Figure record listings

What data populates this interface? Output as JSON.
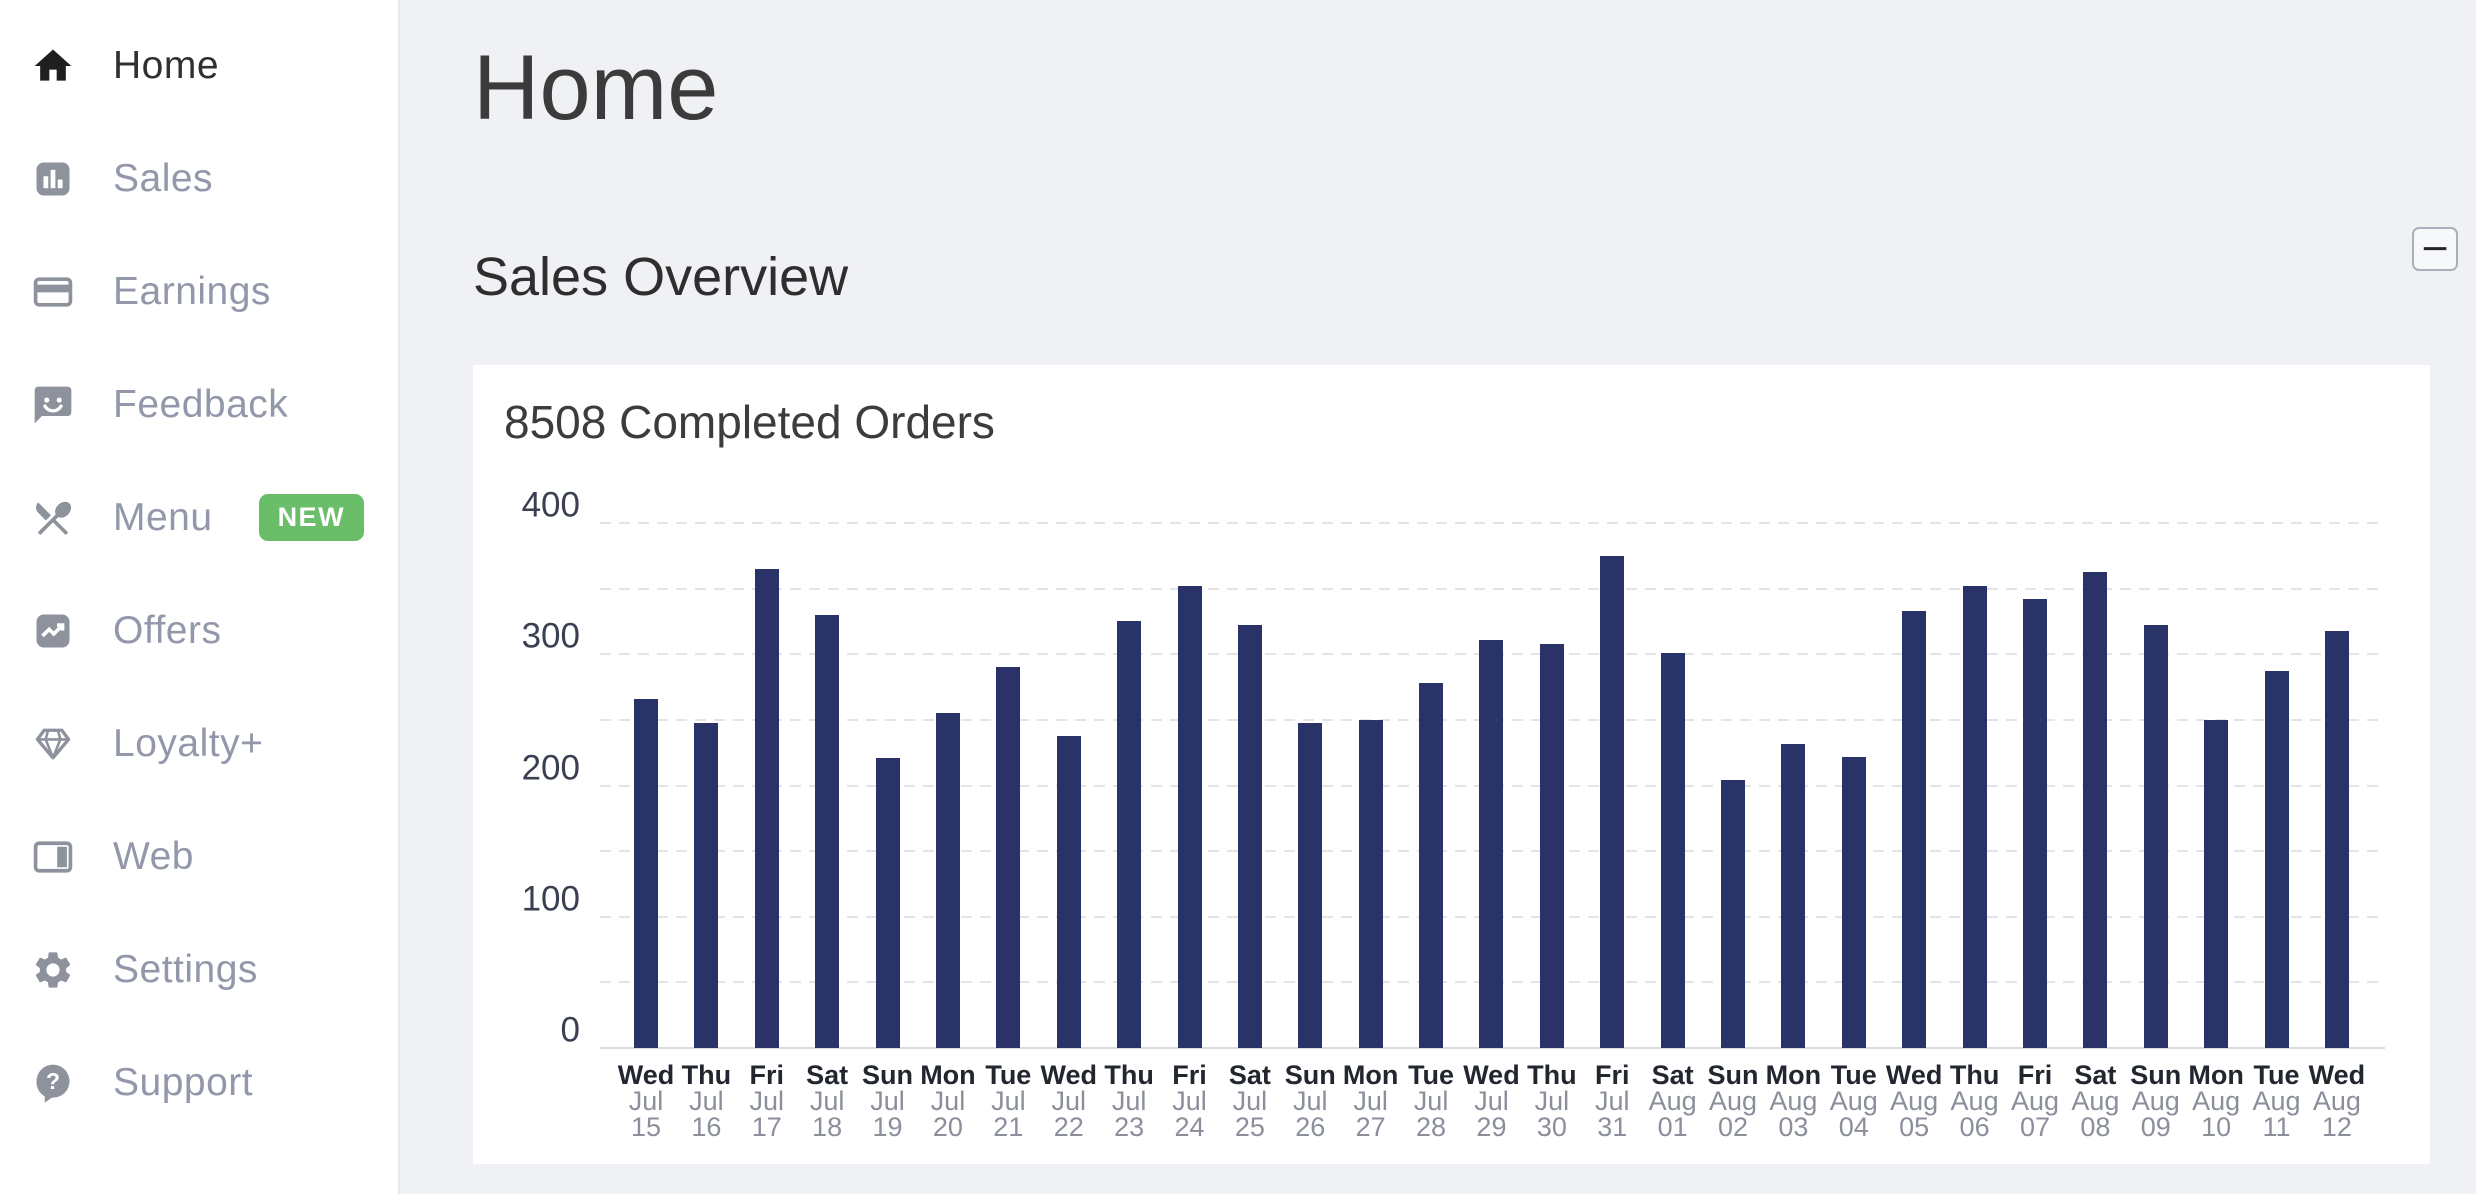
{
  "sidebar": {
    "items": [
      {
        "label": "Home",
        "icon": "home-icon",
        "active": true
      },
      {
        "label": "Sales",
        "icon": "sales-icon",
        "active": false
      },
      {
        "label": "Earnings",
        "icon": "earnings-icon",
        "active": false
      },
      {
        "label": "Feedback",
        "icon": "feedback-icon",
        "active": false
      },
      {
        "label": "Menu",
        "icon": "menu-icon",
        "active": false,
        "badge": "NEW"
      },
      {
        "label": "Offers",
        "icon": "offers-icon",
        "active": false
      },
      {
        "label": "Loyalty+",
        "icon": "loyalty-icon",
        "active": false
      },
      {
        "label": "Web",
        "icon": "web-icon",
        "active": false
      },
      {
        "label": "Settings",
        "icon": "settings-icon",
        "active": false
      },
      {
        "label": "Support",
        "icon": "support-icon",
        "active": false
      }
    ],
    "badge_color": "#6abe6a"
  },
  "header": {
    "page_title": "Home",
    "section_title": "Sales Overview",
    "collapse_button_label": "−"
  },
  "chart_data": {
    "type": "bar",
    "title": "8508 Completed Orders",
    "total_completed_orders": 8508,
    "bar_color": "#293368",
    "grid_color": "#e4e4e4",
    "axis_color": "#d9dce1",
    "ylim": [
      0,
      400
    ],
    "y_ticks": [
      0,
      100,
      200,
      300,
      400
    ],
    "gridline_step": 50,
    "grid": true,
    "legend": false,
    "categories": [
      {
        "weekday": "Wed",
        "month": "Jul",
        "day": "15"
      },
      {
        "weekday": "Thu",
        "month": "Jul",
        "day": "16"
      },
      {
        "weekday": "Fri",
        "month": "Jul",
        "day": "17"
      },
      {
        "weekday": "Sat",
        "month": "Jul",
        "day": "18"
      },
      {
        "weekday": "Sun",
        "month": "Jul",
        "day": "19"
      },
      {
        "weekday": "Mon",
        "month": "Jul",
        "day": "20"
      },
      {
        "weekday": "Tue",
        "month": "Jul",
        "day": "21"
      },
      {
        "weekday": "Wed",
        "month": "Jul",
        "day": "22"
      },
      {
        "weekday": "Thu",
        "month": "Jul",
        "day": "23"
      },
      {
        "weekday": "Fri",
        "month": "Jul",
        "day": "24"
      },
      {
        "weekday": "Sat",
        "month": "Jul",
        "day": "25"
      },
      {
        "weekday": "Sun",
        "month": "Jul",
        "day": "26"
      },
      {
        "weekday": "Mon",
        "month": "Jul",
        "day": "27"
      },
      {
        "weekday": "Tue",
        "month": "Jul",
        "day": "28"
      },
      {
        "weekday": "Wed",
        "month": "Jul",
        "day": "29"
      },
      {
        "weekday": "Thu",
        "month": "Jul",
        "day": "30"
      },
      {
        "weekday": "Fri",
        "month": "Jul",
        "day": "31"
      },
      {
        "weekday": "Sat",
        "month": "Aug",
        "day": "01"
      },
      {
        "weekday": "Sun",
        "month": "Aug",
        "day": "02"
      },
      {
        "weekday": "Mon",
        "month": "Aug",
        "day": "03"
      },
      {
        "weekday": "Tue",
        "month": "Aug",
        "day": "04"
      },
      {
        "weekday": "Wed",
        "month": "Aug",
        "day": "05"
      },
      {
        "weekday": "Thu",
        "month": "Aug",
        "day": "06"
      },
      {
        "weekday": "Fri",
        "month": "Aug",
        "day": "07"
      },
      {
        "weekday": "Sat",
        "month": "Aug",
        "day": "08"
      },
      {
        "weekday": "Sun",
        "month": "Aug",
        "day": "09"
      },
      {
        "weekday": "Mon",
        "month": "Aug",
        "day": "10"
      },
      {
        "weekday": "Tue",
        "month": "Aug",
        "day": "11"
      },
      {
        "weekday": "Wed",
        "month": "Aug",
        "day": "12"
      }
    ],
    "values": [
      266,
      248,
      365,
      330,
      221,
      255,
      290,
      238,
      325,
      352,
      322,
      248,
      250,
      278,
      311,
      308,
      375,
      301,
      204,
      232,
      222,
      333,
      352,
      342,
      363,
      322,
      250,
      287,
      318
    ]
  }
}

- [Problem to work on]
Using the records above, retype everything exactly except the pictures.

- [Task solution]
What data populates this interface? Output as JSON.
{
  "sidebar": {
    "items": [
      {
        "label": "Home",
        "icon": "home-icon",
        "active": true
      },
      {
        "label": "Sales",
        "icon": "sales-icon",
        "active": false
      },
      {
        "label": "Earnings",
        "icon": "earnings-icon",
        "active": false
      },
      {
        "label": "Feedback",
        "icon": "feedback-icon",
        "active": false
      },
      {
        "label": "Menu",
        "icon": "menu-icon",
        "active": false,
        "badge": "NEW"
      },
      {
        "label": "Offers",
        "icon": "offers-icon",
        "active": false
      },
      {
        "label": "Loyalty+",
        "icon": "loyalty-icon",
        "active": false
      },
      {
        "label": "Web",
        "icon": "web-icon",
        "active": false
      },
      {
        "label": "Settings",
        "icon": "settings-icon",
        "active": false
      },
      {
        "label": "Support",
        "icon": "support-icon",
        "active": false
      }
    ],
    "badge_color": "#6abe6a"
  },
  "header": {
    "page_title": "Home",
    "section_title": "Sales Overview",
    "collapse_button_label": "−"
  },
  "chart_data": {
    "type": "bar",
    "title": "8508 Completed Orders",
    "total_completed_orders": 8508,
    "bar_color": "#293368",
    "grid_color": "#e4e4e4",
    "axis_color": "#d9dce1",
    "ylim": [
      0,
      400
    ],
    "y_ticks": [
      0,
      100,
      200,
      300,
      400
    ],
    "gridline_step": 50,
    "grid": true,
    "legend": false,
    "categories": [
      {
        "weekday": "Wed",
        "month": "Jul",
        "day": "15"
      },
      {
        "weekday": "Thu",
        "month": "Jul",
        "day": "16"
      },
      {
        "weekday": "Fri",
        "month": "Jul",
        "day": "17"
      },
      {
        "weekday": "Sat",
        "month": "Jul",
        "day": "18"
      },
      {
        "weekday": "Sun",
        "month": "Jul",
        "day": "19"
      },
      {
        "weekday": "Mon",
        "month": "Jul",
        "day": "20"
      },
      {
        "weekday": "Tue",
        "month": "Jul",
        "day": "21"
      },
      {
        "weekday": "Wed",
        "month": "Jul",
        "day": "22"
      },
      {
        "weekday": "Thu",
        "month": "Jul",
        "day": "23"
      },
      {
        "weekday": "Fri",
        "month": "Jul",
        "day": "24"
      },
      {
        "weekday": "Sat",
        "month": "Jul",
        "day": "25"
      },
      {
        "weekday": "Sun",
        "month": "Jul",
        "day": "26"
      },
      {
        "weekday": "Mon",
        "month": "Jul",
        "day": "27"
      },
      {
        "weekday": "Tue",
        "month": "Jul",
        "day": "28"
      },
      {
        "weekday": "Wed",
        "month": "Jul",
        "day": "29"
      },
      {
        "weekday": "Thu",
        "month": "Jul",
        "day": "30"
      },
      {
        "weekday": "Fri",
        "month": "Jul",
        "day": "31"
      },
      {
        "weekday": "Sat",
        "month": "Aug",
        "day": "01"
      },
      {
        "weekday": "Sun",
        "month": "Aug",
        "day": "02"
      },
      {
        "weekday": "Mon",
        "month": "Aug",
        "day": "03"
      },
      {
        "weekday": "Tue",
        "month": "Aug",
        "day": "04"
      },
      {
        "weekday": "Wed",
        "month": "Aug",
        "day": "05"
      },
      {
        "weekday": "Thu",
        "month": "Aug",
        "day": "06"
      },
      {
        "weekday": "Fri",
        "month": "Aug",
        "day": "07"
      },
      {
        "weekday": "Sat",
        "month": "Aug",
        "day": "08"
      },
      {
        "weekday": "Sun",
        "month": "Aug",
        "day": "09"
      },
      {
        "weekday": "Mon",
        "month": "Aug",
        "day": "10"
      },
      {
        "weekday": "Tue",
        "month": "Aug",
        "day": "11"
      },
      {
        "weekday": "Wed",
        "month": "Aug",
        "day": "12"
      }
    ],
    "values": [
      266,
      248,
      365,
      330,
      221,
      255,
      290,
      238,
      325,
      352,
      322,
      248,
      250,
      278,
      311,
      308,
      375,
      301,
      204,
      232,
      222,
      333,
      352,
      342,
      363,
      322,
      250,
      287,
      318
    ]
  }
}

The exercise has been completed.